### Job a
In the governance principles below, quote the passage from "2.  Chairman &" to "which he presides.".

━━━━━ Extract provided

Governance Principles


Glatfelter's Board of Directors (the "Board") is charged with providing effective governance over the Company’s business for the benefit of its shareholders, and has approved the following Governance Principles. The Governance Principles, which provide a framework for the Board’s responsibilities, are in addition to, and are not intended to change or interpret, any Federal or state law or regulation, the New York Stock Exchange ("NYSE") listing standards, the Articles of Incorporation, or the By-Laws of the Company. The principles and guidelines herein are subject to modification from time to time by the Board.


Management Organization

1.  General
Glatfelter's business is conducted by its officers, managers and employees, under the direction of the Chief Executive Officer ("CEO") and the oversight of the Board, which is comprised of a majority of independent directors. The Board is elected by the Company’s shareholders and is responsible for the management of the business and affairs of the Company. The Board shall carry out its responsibility by establishing the strategic direction for the Company’s business and by selecting, evaluating, advising and monitoring executive management, and shall ensure that the long-term interests of the Company as a whole, and its shareholders, are served by the conduct of the business operations. The Board and management recognize that, in addition to the shareholders, other stakeholders in the business include employees, retirees, contractors, customers, suppliers, government and regulatory officials, as well as the communities in which the Company operates. The Board and management believe that recognizing the interests of these stakeholders is fundamental to being able to provide value to shareholders.

2.  Chairman & Chief Executive Officer
Currently, the Chief Executive Officer also serves as Chairman of the Board. As CEO, he presides at all meetings of the shareholders and is responsible to the Board for the day-to-day management of the Company. As Chairman, he proposes, with the involvement of the Board, the agenda for the meetings of the Board over which he presides.

3.  Other Executive Officers
The Board annually appoints executive officers of the Company at its organizational meeting following the Annual Meeting of Shareholders and at such other times as it may deem appropriate. A listing of the Company’s current officers, as well as its directors, may be found at http://www.glatfelter.com/e/invesstock.asp

Board of Directors

1.  Board Functions
The Board has five regularly scheduled meetings a year at which it reviews and discusses reports by management on the performance of the Company, strategic options, and other significant issues faced by the Company. The full Board considers all major decisions affecting the Company. Directors are expected to attend all scheduled Board and meetings of committees of which they are members. In addition to its general oversight of management, the Board, either directly or through its committees, also performs a number of specific functions, including:

  • selecting, evaluating and compensating the CEO, and overseeing CEO succession planning;
  • overseeing the selection, evaluation and compensation of the other executive officers;
  • developing and approving compensation and benefit plans for senior management and other employees;
  • reviewing and approving long-term strategic business plans and major corporate actions and monitoring corporate performance against those plans and actions;
  • assessing the major risks faced by the Company, and reviewing options to mitigate those risks; and
  • ensuring that processes are in place for maintaining the integrity of the Company, its financial statements, internal controls, reporting systems, compliance with laws, and the integrity of its relationships with its stakeholders.

━━━━━━━━━━
━━━━━ Exercise inputs

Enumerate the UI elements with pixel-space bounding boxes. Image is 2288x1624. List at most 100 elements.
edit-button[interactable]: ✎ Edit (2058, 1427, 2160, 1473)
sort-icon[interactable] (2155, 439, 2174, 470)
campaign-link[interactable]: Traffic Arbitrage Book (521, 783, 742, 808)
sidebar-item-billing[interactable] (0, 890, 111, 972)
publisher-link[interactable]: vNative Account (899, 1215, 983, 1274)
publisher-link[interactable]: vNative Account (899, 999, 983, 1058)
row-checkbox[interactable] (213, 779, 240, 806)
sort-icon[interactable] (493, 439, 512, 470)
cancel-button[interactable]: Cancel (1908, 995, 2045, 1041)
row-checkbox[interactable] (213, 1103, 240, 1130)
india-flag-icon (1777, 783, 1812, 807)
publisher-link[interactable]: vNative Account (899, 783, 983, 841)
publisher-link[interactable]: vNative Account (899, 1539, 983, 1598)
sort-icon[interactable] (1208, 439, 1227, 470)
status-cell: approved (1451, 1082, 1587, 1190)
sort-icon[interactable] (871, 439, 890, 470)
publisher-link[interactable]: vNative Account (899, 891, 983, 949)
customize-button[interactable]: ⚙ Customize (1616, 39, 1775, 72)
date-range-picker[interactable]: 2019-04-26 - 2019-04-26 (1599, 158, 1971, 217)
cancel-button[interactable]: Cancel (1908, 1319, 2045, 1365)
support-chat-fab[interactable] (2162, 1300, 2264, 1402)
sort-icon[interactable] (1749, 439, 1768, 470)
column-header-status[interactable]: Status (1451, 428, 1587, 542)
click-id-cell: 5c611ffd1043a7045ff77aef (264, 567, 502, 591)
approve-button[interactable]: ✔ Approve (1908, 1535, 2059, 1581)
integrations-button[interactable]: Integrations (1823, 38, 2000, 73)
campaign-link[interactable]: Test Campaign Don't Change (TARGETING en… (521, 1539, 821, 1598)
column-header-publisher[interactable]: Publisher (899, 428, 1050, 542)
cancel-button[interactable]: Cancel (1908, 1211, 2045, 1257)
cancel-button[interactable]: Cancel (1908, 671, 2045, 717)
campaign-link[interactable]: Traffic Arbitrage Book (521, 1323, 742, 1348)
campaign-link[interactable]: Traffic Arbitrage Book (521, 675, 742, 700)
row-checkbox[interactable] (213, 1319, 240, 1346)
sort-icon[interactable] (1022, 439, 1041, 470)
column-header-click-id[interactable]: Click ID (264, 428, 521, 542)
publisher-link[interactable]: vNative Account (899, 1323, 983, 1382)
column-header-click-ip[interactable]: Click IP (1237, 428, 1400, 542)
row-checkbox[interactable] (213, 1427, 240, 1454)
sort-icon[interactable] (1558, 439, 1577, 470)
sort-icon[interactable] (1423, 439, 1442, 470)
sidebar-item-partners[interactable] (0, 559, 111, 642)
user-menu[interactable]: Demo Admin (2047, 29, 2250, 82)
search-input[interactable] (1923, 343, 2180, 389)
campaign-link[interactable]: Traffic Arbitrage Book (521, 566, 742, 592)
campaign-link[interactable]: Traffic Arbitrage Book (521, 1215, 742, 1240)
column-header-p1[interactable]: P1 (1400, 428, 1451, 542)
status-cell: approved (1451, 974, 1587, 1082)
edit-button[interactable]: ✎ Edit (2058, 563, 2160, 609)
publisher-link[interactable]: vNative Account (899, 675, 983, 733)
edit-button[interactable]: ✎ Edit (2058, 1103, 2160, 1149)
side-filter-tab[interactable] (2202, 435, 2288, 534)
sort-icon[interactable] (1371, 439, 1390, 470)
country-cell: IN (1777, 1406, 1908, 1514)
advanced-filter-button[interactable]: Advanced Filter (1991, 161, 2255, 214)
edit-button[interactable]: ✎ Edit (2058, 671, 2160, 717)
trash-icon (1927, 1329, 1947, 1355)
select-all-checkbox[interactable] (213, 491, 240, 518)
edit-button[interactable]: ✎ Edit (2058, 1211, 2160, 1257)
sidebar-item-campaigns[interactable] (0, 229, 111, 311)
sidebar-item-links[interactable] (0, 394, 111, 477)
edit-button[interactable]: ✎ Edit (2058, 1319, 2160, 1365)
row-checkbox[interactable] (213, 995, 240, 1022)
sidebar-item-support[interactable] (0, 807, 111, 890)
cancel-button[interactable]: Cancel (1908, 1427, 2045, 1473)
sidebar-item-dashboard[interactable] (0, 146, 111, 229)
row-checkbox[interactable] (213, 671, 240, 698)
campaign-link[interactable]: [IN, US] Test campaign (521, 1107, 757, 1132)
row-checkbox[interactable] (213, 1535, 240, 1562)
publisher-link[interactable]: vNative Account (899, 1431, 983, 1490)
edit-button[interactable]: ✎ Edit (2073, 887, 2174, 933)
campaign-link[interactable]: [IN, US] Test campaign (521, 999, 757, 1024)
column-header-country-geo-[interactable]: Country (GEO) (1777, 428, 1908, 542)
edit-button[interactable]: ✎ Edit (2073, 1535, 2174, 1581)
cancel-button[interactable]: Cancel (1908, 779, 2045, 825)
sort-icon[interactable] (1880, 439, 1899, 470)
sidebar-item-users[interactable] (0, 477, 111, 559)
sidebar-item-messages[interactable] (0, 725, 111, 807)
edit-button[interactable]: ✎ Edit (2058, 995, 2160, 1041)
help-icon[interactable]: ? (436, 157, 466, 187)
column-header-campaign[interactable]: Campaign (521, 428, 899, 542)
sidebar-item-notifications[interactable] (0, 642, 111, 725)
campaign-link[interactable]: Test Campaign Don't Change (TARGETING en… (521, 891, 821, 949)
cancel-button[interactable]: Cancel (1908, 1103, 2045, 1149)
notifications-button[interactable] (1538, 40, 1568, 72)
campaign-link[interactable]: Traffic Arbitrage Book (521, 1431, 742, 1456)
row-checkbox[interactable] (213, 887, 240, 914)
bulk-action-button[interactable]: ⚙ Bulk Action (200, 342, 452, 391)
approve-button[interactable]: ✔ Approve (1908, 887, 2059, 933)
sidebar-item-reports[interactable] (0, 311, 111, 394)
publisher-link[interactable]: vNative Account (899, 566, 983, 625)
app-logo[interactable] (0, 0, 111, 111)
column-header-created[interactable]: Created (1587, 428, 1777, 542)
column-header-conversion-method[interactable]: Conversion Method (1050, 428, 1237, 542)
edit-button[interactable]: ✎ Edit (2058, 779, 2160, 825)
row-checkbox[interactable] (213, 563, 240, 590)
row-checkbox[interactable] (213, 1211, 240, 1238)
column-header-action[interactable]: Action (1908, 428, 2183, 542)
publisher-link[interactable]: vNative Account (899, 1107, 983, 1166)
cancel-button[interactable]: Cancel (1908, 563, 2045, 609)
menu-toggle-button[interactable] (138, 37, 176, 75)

━━━━━━━━━━

### Job b
Convert the entries, from their first line through the line with "customize-button[interactable]: ⚙ Customize", into a Markdown table with the columns Row and Line, leaving out blank lines.

### Task answer a
2.  Chairman & Chief Executive Officer
Currently, the Chief Executive Officer also serves as Chairman of the Board. As CEO, he presides at all meetings of the shareholders and is responsible to the Board for the day-to-day management of the Company. As Chairman, he proposes, with the involvement of the Board, the agenda for the meetings of the Board over which he presides.

### Task answer b
| Row | Line |
|---|---|
| 1 | Enumerate the UI elements with pixel-space bounding boxes. Image is 2288x1624. List at most 100 elements. |
| 2 | edit-button[interactable]: ✎ Edit (2058, 1427, 2160, 1473) |
| 3 | sort-icon[interactable] (2155, 439, 2174, 470) |
| 4 | campaign-link[interactable]: Traffic Arbitrage Book (521, 783, 742, 808) |
| 5 | sidebar-item-billing[interactable] (0, 890, 111, 972) |
| 6 | publisher-link[interactable]: vNative Account (899, 1215, 983, 1274) |
| 7 | publisher-link[interactable]: vNative Account (899, 999, 983, 1058) |
| 8 | row-checkbox[interactable] (213, 779, 240, 806) |
| 9 | sort-icon[interactable] (493, 439, 512, 470) |
| 10 | cancel-button[interactable]: Cancel (1908, 995, 2045, 1041) |
| 11 | row-checkbox[interactable] (213, 1103, 240, 1130) |
| 12 | india-flag-icon (1777, 783, 1812, 807) |
| 13 | publisher-link[interactable]: vNative Account (899, 783, 983, 841) |
| 14 | publisher-link[interactable]: vNative Account (899, 1539, 983, 1598) |
| 15 | sort-icon[interactable] (1208, 439, 1227, 470) |
| 16 | status-cell: approved (1451, 1082, 1587, 1190) |
| 17 | sort-icon[interactable] (871, 439, 890, 470) |
| 18 | publisher-link[interactable]: vNative Account (899, 891, 983, 949) |
| 19 | customize-button[interactable]: ⚙ Customize (1616, 39, 1775, 72) |